## Begin Exercise inputs
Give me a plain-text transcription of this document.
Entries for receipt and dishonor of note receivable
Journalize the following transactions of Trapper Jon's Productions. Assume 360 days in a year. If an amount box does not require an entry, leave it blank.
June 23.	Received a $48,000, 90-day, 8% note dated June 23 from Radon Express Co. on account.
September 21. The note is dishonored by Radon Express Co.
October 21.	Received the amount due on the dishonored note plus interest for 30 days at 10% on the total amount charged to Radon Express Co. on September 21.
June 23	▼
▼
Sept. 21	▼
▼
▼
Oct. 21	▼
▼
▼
## End Exercise inputs
Repeat all of the records above exactly as they appear.

*Task solution*:
Give me a plain-text transcription of this document.
Entries for receipt and dishonor of note receivable
Journalize the following transactions of Trapper Jon's Productions. Assume 360 days in a year. If an amount box does not require an entry, leave it blank.
June 23.	Received a $48,000, 90-day, 8% note dated June 23 from Radon Express Co. on account.
September 21. The note is dishonored by Radon Express Co.
October 21.	Received the amount due on the dishonored note plus interest for 30 days at 10% on the total amount charged to Radon Express Co. on September 21.
June 23	▼
▼
Sept. 21	▼
▼
▼
Oct. 21	▼
▼
▼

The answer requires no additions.